== Challenge ==
Repeat all the material exactly; pictures stay out of your copy.

== Records for the exercise ==
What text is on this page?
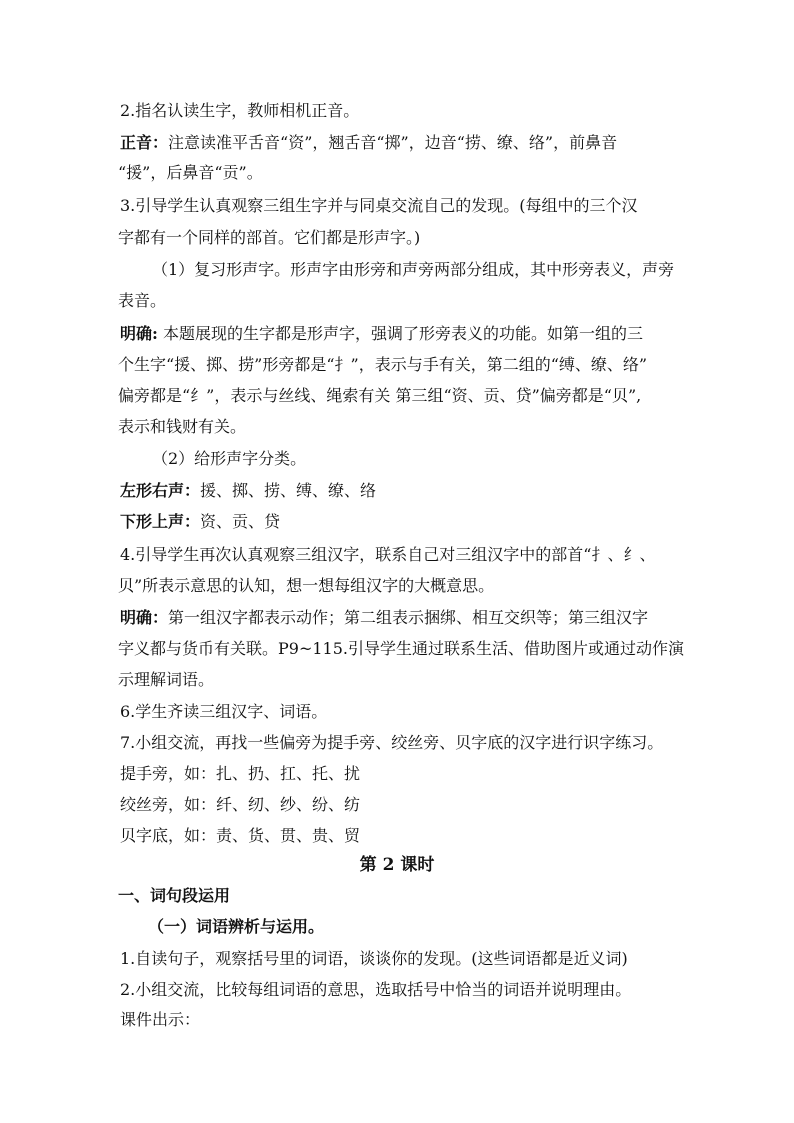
2.指名认读生字，教师相机正音。
正音：注意读准平舌音“资”，翘舌音“掷”，边音“捞、缭、络”，前鼻音
“援”，后鼻音“贡”。
3.引导学生认真观察三组生字并与同桌交流自己的发现。(每组中的三个汉
字都有一个同样的部首。它们都是形声字。)
（1）复习形声字。形声字由形旁和声旁两部分组成，其中形旁表义，声旁
表音。
明确: 本题展现的生字都是形声字，强调了形旁表义的功能。如第一组的三
个生字“援、掷、捞”形旁都是“扌”，表示与手有关，第二组的“缚、缭、络”
偏旁都是“纟”，表示与丝线、绳索有关 第三组“资、贡、贷”偏旁都是“贝”,
表示和钱财有关。
（2）给形声字分类。
左形右声：援、掷、捞、缚、缭、络
下形上声：资、贡、贷
4.引导学生再次认真观察三组汉字，联系自己对三组汉字中的部首“扌、纟、
贝”所表示意思的认知，想一想每组汉字的大概意思。
明确：第一组汉字都表示动作；第二组表示捆绑、相互交织等；第三组汉字
字义都与货币有关联。P9~115.引导学生通过联系生活、借助图片或通过动作演
示理解词语。
6.学生齐读三组汉字、词语。
7.小组交流，再找一些偏旁为提手旁、绞丝旁、贝字底的汉字进行识字练习。
提手旁，如：扎、扔、扛、托、扰
绞丝旁，如：纤、纫、纱、纷、纺
贝字底，如：责、货、贯、贵、贸
第 2 课时
一、词句段运用
（一）词语辨析与运用。
1.自读句子，观察括号里的词语，谈谈你的发现。(这些词语都是近义词)
2.小组交流，比较每组词语的意思，选取括号中恰当的词语并说明理由。
课件出示：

== Response for this exercise ==
What text is on this page?
2.指名认读生字，教师相机正音。
正音：注意读准平舌音“资”，翘舌音“掷”，边音“捞、缭、络”，前鼻音
“援”，后鼻音“贡”。
3.引导学生认真观察三组生字并与同桌交流自己的发现。(每组中的三个汉
字都有一个同样的部首。它们都是形声字。)
（1）复习形声字。形声字由形旁和声旁两部分组成，其中形旁表义，声旁
表音。
明确: 本题展现的生字都是形声字，强调了形旁表义的功能。如第一组的三
个生字“援、掷、捞”形旁都是“扌”，表示与手有关，第二组的“缚、缭、络”
偏旁都是“纟”，表示与丝线、绳索有关 第三组“资、贡、贷”偏旁都是“贝”,
表示和钱财有关。
（2）给形声字分类。
左形右声：援、掷、捞、缚、缭、络
下形上声：资、贡、贷
4.引导学生再次认真观察三组汉字，联系自己对三组汉字中的部首“扌、纟、
贝”所表示意思的认知，想一想每组汉字的大概意思。
明确：第一组汉字都表示动作；第二组表示捆绑、相互交织等；第三组汉字
字义都与货币有关联。P9~115.引导学生通过联系生活、借助图片或通过动作演
示理解词语。
6.学生齐读三组汉字、词语。
7.小组交流，再找一些偏旁为提手旁、绞丝旁、贝字底的汉字进行识字练习。
提手旁，如：扎、扔、扛、托、扰
绞丝旁，如：纤、纫、纱、纷、纺
贝字底，如：责、货、贯、贵、贸
第 2 课时
一、词句段运用
（一）词语辨析与运用。
1.自读句子，观察括号里的词语，谈谈你的发现。(这些词语都是近义词)
2.小组交流，比较每组词语的意思，选取括号中恰当的词语并说明理由。
课件出示：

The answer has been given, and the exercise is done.